Written request
Return all entries word for word, but drop any images.

A run of records:
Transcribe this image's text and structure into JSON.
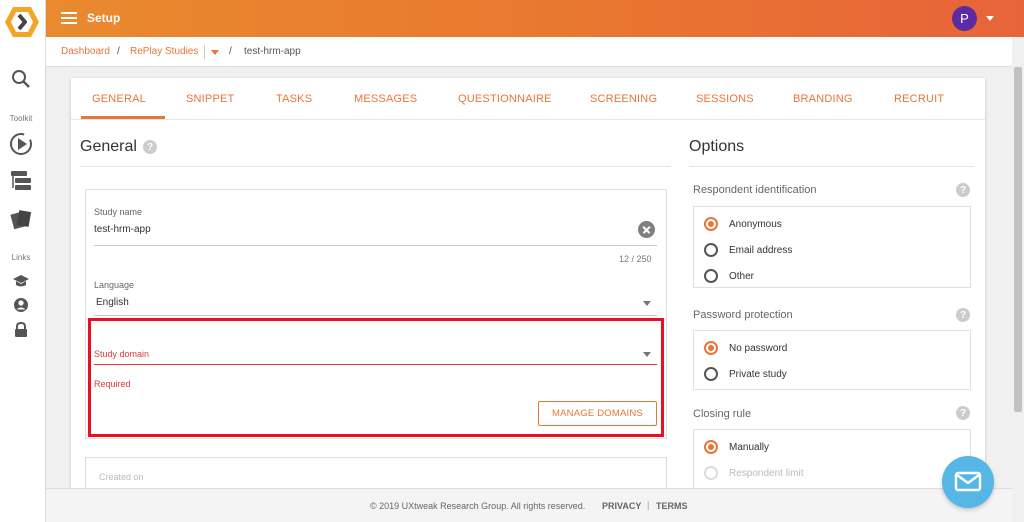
{
  "topbar": {
    "title": "Setup",
    "avatar_letter": "P"
  },
  "breadcrumb": {
    "dashboard": "Dashboard",
    "studies": "RePlay Studies",
    "current": "test-hrm-app"
  },
  "rail": {
    "toolkit_label": "Toolkit",
    "links_label": "Links"
  },
  "tabs": [
    "GENERAL",
    "SNIPPET",
    "TASKS",
    "MESSAGES",
    "QUESTIONNAIRE",
    "SCREENING",
    "SESSIONS",
    "BRANDING",
    "RECRUIT"
  ],
  "general": {
    "title": "General",
    "help": "?",
    "study_name": {
      "label": "Study name",
      "value": "test-hrm-app",
      "counter": "12 / 250"
    },
    "language": {
      "label": "Language",
      "value": "English"
    },
    "study_domain": {
      "label": "Study domain",
      "error": "Required"
    },
    "manage_domains": "MANAGE DOMAINS",
    "created_on": {
      "label": "Created on"
    }
  },
  "options": {
    "title": "Options",
    "respondent_identification": {
      "label": "Respondent identification",
      "choices": [
        "Anonymous",
        "Email address",
        "Other"
      ],
      "selected": "Anonymous"
    },
    "password_protection": {
      "label": "Password protection",
      "choices": [
        "No password",
        "Private study"
      ],
      "selected": "No password"
    },
    "closing_rule": {
      "label": "Closing rule",
      "choices": [
        "Manually",
        "Respondent limit"
      ],
      "selected": "Manually"
    }
  },
  "footer": {
    "copyright": "© 2019 UXtweak Research Group. All rights reserved.",
    "privacy": "PRIVACY",
    "separator": "|",
    "terms": "TERMS"
  },
  "colors": {
    "accent": "#e8753a",
    "error": "#e03a3a",
    "highlight": "#e81123",
    "avatar": "#5b2ca0",
    "chat": "#56b6e6"
  }
}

Expected answer
Transcribe this image's text and structure into JSON.
{
  "topbar": {
    "title": "Setup",
    "avatar_letter": "P"
  },
  "breadcrumb": {
    "dashboard": "Dashboard",
    "studies": "RePlay Studies",
    "current": "test-hrm-app"
  },
  "rail": {
    "toolkit_label": "Toolkit",
    "links_label": "Links"
  },
  "tabs": [
    "GENERAL",
    "SNIPPET",
    "TASKS",
    "MESSAGES",
    "QUESTIONNAIRE",
    "SCREENING",
    "SESSIONS",
    "BRANDING",
    "RECRUIT"
  ],
  "general": {
    "title": "General",
    "help": "?",
    "study_name": {
      "label": "Study name",
      "value": "test-hrm-app",
      "counter": "12 / 250"
    },
    "language": {
      "label": "Language",
      "value": "English"
    },
    "study_domain": {
      "label": "Study domain",
      "error": "Required"
    },
    "manage_domains": "MANAGE DOMAINS",
    "created_on": {
      "label": "Created on"
    }
  },
  "options": {
    "title": "Options",
    "respondent_identification": {
      "label": "Respondent identification",
      "choices": [
        "Anonymous",
        "Email address",
        "Other"
      ],
      "selected": "Anonymous"
    },
    "password_protection": {
      "label": "Password protection",
      "choices": [
        "No password",
        "Private study"
      ],
      "selected": "No password"
    },
    "closing_rule": {
      "label": "Closing rule",
      "choices": [
        "Manually",
        "Respondent limit"
      ],
      "selected": "Manually"
    }
  },
  "footer": {
    "copyright": "© 2019 UXtweak Research Group. All rights reserved.",
    "privacy": "PRIVACY",
    "separator": "|",
    "terms": "TERMS"
  },
  "colors": {
    "accent": "#e8753a",
    "error": "#e03a3a",
    "highlight": "#e81123",
    "avatar": "#5b2ca0",
    "chat": "#56b6e6"
  }
}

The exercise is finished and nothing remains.